• **Task to carry out**:
Print the listing below exactly.

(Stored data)
+++++

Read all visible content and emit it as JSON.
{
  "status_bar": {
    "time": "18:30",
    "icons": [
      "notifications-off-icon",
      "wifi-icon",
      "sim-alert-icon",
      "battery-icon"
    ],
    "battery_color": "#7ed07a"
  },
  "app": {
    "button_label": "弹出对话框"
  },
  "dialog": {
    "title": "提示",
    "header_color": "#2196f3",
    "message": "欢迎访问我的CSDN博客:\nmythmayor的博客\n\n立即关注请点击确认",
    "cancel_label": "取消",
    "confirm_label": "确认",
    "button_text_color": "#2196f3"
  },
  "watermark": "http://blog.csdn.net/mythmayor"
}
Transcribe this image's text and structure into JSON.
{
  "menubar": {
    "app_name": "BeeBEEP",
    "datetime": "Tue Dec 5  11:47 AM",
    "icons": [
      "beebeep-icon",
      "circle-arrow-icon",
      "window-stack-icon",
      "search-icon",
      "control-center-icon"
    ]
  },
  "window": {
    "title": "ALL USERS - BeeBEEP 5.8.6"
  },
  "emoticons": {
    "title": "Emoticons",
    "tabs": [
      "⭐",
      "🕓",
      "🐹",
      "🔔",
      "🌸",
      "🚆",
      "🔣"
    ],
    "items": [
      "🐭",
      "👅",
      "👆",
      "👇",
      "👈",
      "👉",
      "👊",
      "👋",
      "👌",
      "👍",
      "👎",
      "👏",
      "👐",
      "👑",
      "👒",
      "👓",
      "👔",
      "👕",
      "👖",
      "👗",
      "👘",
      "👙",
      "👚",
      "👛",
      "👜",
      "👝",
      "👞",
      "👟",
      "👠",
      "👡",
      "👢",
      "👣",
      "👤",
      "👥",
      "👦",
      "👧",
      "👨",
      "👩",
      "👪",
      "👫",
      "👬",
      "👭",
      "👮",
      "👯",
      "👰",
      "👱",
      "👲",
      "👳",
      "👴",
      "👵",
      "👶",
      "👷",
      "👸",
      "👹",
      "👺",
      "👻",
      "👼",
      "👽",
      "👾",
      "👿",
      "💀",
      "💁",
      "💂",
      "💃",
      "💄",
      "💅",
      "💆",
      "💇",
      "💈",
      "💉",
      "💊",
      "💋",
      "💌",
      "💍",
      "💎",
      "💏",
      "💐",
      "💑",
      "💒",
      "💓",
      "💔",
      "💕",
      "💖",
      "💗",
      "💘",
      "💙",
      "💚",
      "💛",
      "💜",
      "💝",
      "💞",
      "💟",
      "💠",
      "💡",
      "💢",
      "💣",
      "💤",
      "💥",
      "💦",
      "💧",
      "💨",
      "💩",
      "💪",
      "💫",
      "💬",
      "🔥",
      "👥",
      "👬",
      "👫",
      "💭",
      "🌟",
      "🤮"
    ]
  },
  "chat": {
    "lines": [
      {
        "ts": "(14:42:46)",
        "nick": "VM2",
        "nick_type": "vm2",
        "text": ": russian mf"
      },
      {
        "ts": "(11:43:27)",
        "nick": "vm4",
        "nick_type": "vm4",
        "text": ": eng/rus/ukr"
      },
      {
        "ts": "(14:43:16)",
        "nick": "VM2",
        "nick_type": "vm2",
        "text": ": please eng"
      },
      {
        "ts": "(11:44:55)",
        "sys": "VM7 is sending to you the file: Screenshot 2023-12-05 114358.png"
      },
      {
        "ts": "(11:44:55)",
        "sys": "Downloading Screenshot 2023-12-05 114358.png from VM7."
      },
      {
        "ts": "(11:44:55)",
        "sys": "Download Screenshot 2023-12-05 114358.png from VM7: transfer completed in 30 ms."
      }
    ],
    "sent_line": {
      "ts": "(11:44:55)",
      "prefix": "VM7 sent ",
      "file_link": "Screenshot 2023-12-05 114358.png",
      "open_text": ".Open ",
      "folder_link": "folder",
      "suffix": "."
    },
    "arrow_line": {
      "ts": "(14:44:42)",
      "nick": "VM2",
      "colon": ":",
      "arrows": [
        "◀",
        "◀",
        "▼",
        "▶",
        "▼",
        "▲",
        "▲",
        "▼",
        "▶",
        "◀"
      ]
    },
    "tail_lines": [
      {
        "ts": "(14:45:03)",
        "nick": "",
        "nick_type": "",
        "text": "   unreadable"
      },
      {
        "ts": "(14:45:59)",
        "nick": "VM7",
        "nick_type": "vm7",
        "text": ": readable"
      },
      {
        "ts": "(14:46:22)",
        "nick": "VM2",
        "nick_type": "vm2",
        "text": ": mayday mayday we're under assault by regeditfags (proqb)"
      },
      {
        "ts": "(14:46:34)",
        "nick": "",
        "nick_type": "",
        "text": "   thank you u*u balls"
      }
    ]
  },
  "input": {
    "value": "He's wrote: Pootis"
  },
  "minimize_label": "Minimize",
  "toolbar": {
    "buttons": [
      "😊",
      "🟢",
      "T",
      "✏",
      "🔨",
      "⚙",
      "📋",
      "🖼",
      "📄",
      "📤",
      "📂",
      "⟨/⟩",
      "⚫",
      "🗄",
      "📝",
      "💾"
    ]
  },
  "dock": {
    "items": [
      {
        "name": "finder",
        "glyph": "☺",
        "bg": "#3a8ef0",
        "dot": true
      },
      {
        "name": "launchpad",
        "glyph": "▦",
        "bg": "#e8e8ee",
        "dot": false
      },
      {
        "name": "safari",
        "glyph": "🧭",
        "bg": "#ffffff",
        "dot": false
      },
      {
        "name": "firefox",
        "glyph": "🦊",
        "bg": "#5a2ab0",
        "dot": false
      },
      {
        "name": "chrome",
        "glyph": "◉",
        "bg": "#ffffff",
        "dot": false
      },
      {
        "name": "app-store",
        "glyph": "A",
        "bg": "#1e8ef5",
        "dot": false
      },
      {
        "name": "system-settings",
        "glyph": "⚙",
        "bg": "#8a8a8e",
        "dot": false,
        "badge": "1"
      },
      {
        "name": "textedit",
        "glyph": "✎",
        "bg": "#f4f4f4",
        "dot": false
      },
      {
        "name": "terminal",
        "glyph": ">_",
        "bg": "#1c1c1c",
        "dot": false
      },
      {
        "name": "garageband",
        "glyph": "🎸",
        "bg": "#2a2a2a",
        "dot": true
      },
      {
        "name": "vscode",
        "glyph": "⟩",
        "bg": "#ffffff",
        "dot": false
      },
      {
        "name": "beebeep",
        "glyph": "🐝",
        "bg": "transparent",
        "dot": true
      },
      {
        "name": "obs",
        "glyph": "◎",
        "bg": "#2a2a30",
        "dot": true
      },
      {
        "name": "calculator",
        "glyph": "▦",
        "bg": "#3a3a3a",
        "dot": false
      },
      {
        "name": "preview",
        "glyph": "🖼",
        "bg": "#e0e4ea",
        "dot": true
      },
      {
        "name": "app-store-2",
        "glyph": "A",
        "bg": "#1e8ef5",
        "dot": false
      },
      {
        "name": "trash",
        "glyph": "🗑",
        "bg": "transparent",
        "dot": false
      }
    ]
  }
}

+++++

• **Response**:
Read all visible content and emit it as JSON.
{
  "status_bar": {
    "time": "18:30",
    "icons": [
      "notifications-off-icon",
      "wifi-icon",
      "sim-alert-icon",
      "battery-icon"
    ],
    "battery_color": "#7ed07a"
  },
  "app": {
    "button_label": "弹出对话框"
  },
  "dialog": {
    "title": "提示",
    "header_color": "#2196f3",
    "message": "欢迎访问我的CSDN博客:\nmythmayor的博客\n\n立即关注请点击确认",
    "cancel_label": "取消",
    "confirm_label": "确认",
    "button_text_color": "#2196f3"
  },
  "watermark": "http://blog.csdn.net/mythmayor"
}
Transcribe this image's text and structure into JSON.
{
  "menubar": {
    "app_name": "BeeBEEP",
    "datetime": "Tue Dec 5  11:47 AM",
    "icons": [
      "beebeep-icon",
      "circle-arrow-icon",
      "window-stack-icon",
      "search-icon",
      "control-center-icon"
    ]
  },
  "window": {
    "title": "ALL USERS - BeeBEEP 5.8.6"
  },
  "emoticons": {
    "title": "Emoticons",
    "tabs": [
      "⭐",
      "🕓",
      "🐹",
      "🔔",
      "🌸",
      "🚆",
      "🔣"
    ],
    "items": [
      "🐭",
      "👅",
      "👆",
      "👇",
      "👈",
      "👉",
      "👊",
      "👋",
      "👌",
      "👍",
      "👎",
      "👏",
      "👐",
      "👑",
      "👒",
      "👓",
      "👔",
      "👕",
      "👖",
      "👗",
      "👘",
      "👙",
      "👚",
      "👛",
      "👜",
      "👝",
      "👞",
      "👟",
      "👠",
      "👡",
      "👢",
      "👣",
      "👤",
      "👥",
      "👦",
      "👧",
      "👨",
      "👩",
      "👪",
      "👫",
      "👬",
      "👭",
      "👮",
      "👯",
      "👰",
      "👱",
      "👲",
      "👳",
      "👴",
      "👵",
      "👶",
      "👷",
      "👸",
      "👹",
      "👺",
      "👻",
      "👼",
      "👽",
      "👾",
      "👿",
      "💀",
      "💁",
      "💂",
      "💃",
      "💄",
      "💅",
      "💆",
      "💇",
      "💈",
      "💉",
      "💊",
      "💋",
      "💌",
      "💍",
      "💎",
      "💏",
      "💐",
      "💑",
      "💒",
      "💓",
      "💔",
      "💕",
      "💖",
      "💗",
      "💘",
      "💙",
      "💚",
      "💛",
      "💜",
      "💝",
      "💞",
      "💟",
      "💠",
      "💡",
      "💢",
      "💣",
      "💤",
      "💥",
      "💦",
      "💧",
      "💨",
      "💩",
      "💪",
      "💫",
      "💬",
      "🔥",
      "👥",
      "👬",
      "👫",
      "💭",
      "🌟",
      "🤮"
    ]
  },
  "chat": {
    "lines": [
      {
        "ts": "(14:42:46)",
        "nick": "VM2",
        "nick_type": "vm2",
        "text": ": russian mf"
      },
      {
        "ts": "(11:43:27)",
        "nick": "vm4",
        "nick_type": "vm4",
        "text": ": eng/rus/ukr"
      },
      {
        "ts": "(14:43:16)",
        "nick": "VM2",
        "nick_type": "vm2",
        "text": ": please eng"
      },
      {
        "ts": "(11:44:55)",
        "sys": "VM7 is sending to you the file: Screenshot 2023-12-05 114358.png"
      },
      {
        "ts": "(11:44:55)",
        "sys": "Downloading Screenshot 2023-12-05 114358.png from VM7."
      },
      {
        "ts": "(11:44:55)",
        "sys": "Download Screenshot 2023-12-05 114358.png from VM7: transfer completed in 30 ms."
      }
    ],
    "sent_line": {
      "ts": "(11:44:55)",
      "prefix": "VM7 sent ",
      "file_link": "Screenshot 2023-12-05 114358.png",
      "open_text": ".Open ",
      "folder_link": "folder",
      "suffix": "."
    },
    "arrow_line": {
      "ts": "(14:44:42)",
      "nick": "VM2",
      "colon": ":",
      "arrows": [
        "◀",
        "◀",
        "▼",
        "▶",
        "▼",
        "▲",
        "▲",
        "▼",
        "▶",
        "◀"
      ]
    },
    "tail_lines": [
      {
        "ts": "(14:45:03)",
        "nick": "",
        "nick_type": "",
        "text": "   unreadable"
      },
      {
        "ts": "(14:45:59)",
        "nick": "VM7",
        "nick_type": "vm7",
        "text": ": readable"
      },
      {
        "ts": "(14:46:22)",
        "nick": "VM2",
        "nick_type": "vm2",
        "text": ": mayday mayday we're under assault by regeditfags (proqb)"
      },
      {
        "ts": "(14:46:34)",
        "nick": "",
        "nick_type": "",
        "text": "   thank you u*u balls"
      }
    ]
  },
  "input": {
    "value": "He's wrote: Pootis"
  },
  "minimize_label": "Minimize",
  "toolbar": {
    "buttons": [
      "😊",
      "🟢",
      "T",
      "✏",
      "🔨",
      "⚙",
      "📋",
      "🖼",
      "📄",
      "📤",
      "📂",
      "⟨/⟩",
      "⚫",
      "🗄",
      "📝",
      "💾"
    ]
  },
  "dock": {
    "items": [
      {
        "name": "finder",
        "glyph": "☺",
        "bg": "#3a8ef0",
        "dot": true
      },
      {
        "name": "launchpad",
        "glyph": "▦",
        "bg": "#e8e8ee",
        "dot": false
      },
      {
        "name": "safari",
        "glyph": "🧭",
        "bg": "#ffffff",
        "dot": false
      },
      {
        "name": "firefox",
        "glyph": "🦊",
        "bg": "#5a2ab0",
        "dot": false
      },
      {
        "name": "chrome",
        "glyph": "◉",
        "bg": "#ffffff",
        "dot": false
      },
      {
        "name": "app-store",
        "glyph": "A",
        "bg": "#1e8ef5",
        "dot": false
      },
      {
        "name": "system-settings",
        "glyph": "⚙",
        "bg": "#8a8a8e",
        "dot": false,
        "badge": "1"
      },
      {
        "name": "textedit",
        "glyph": "✎",
        "bg": "#f4f4f4",
        "dot": false
      },
      {
        "name": "terminal",
        "glyph": ">_",
        "bg": "#1c1c1c",
        "dot": false
      },
      {
        "name": "garageband",
        "glyph": "🎸",
        "bg": "#2a2a2a",
        "dot": true
      },
      {
        "name": "vscode",
        "glyph": "⟩",
        "bg": "#ffffff",
        "dot": false
      },
      {
        "name": "beebeep",
        "glyph": "🐝",
        "bg": "transparent",
        "dot": true
      },
      {
        "name": "obs",
        "glyph": "◎",
        "bg": "#2a2a30",
        "dot": true
      },
      {
        "name": "calculator",
        "glyph": "▦",
        "bg": "#3a3a3a",
        "dot": false
      },
      {
        "name": "preview",
        "glyph": "🖼",
        "bg": "#e0e4ea",
        "dot": true
      },
      {
        "name": "app-store-2",
        "glyph": "A",
        "bg": "#1e8ef5",
        "dot": false
      },
      {
        "name": "trash",
        "glyph": "🗑",
        "bg": "transparent",
        "dot": false
      }
    ]
  }
}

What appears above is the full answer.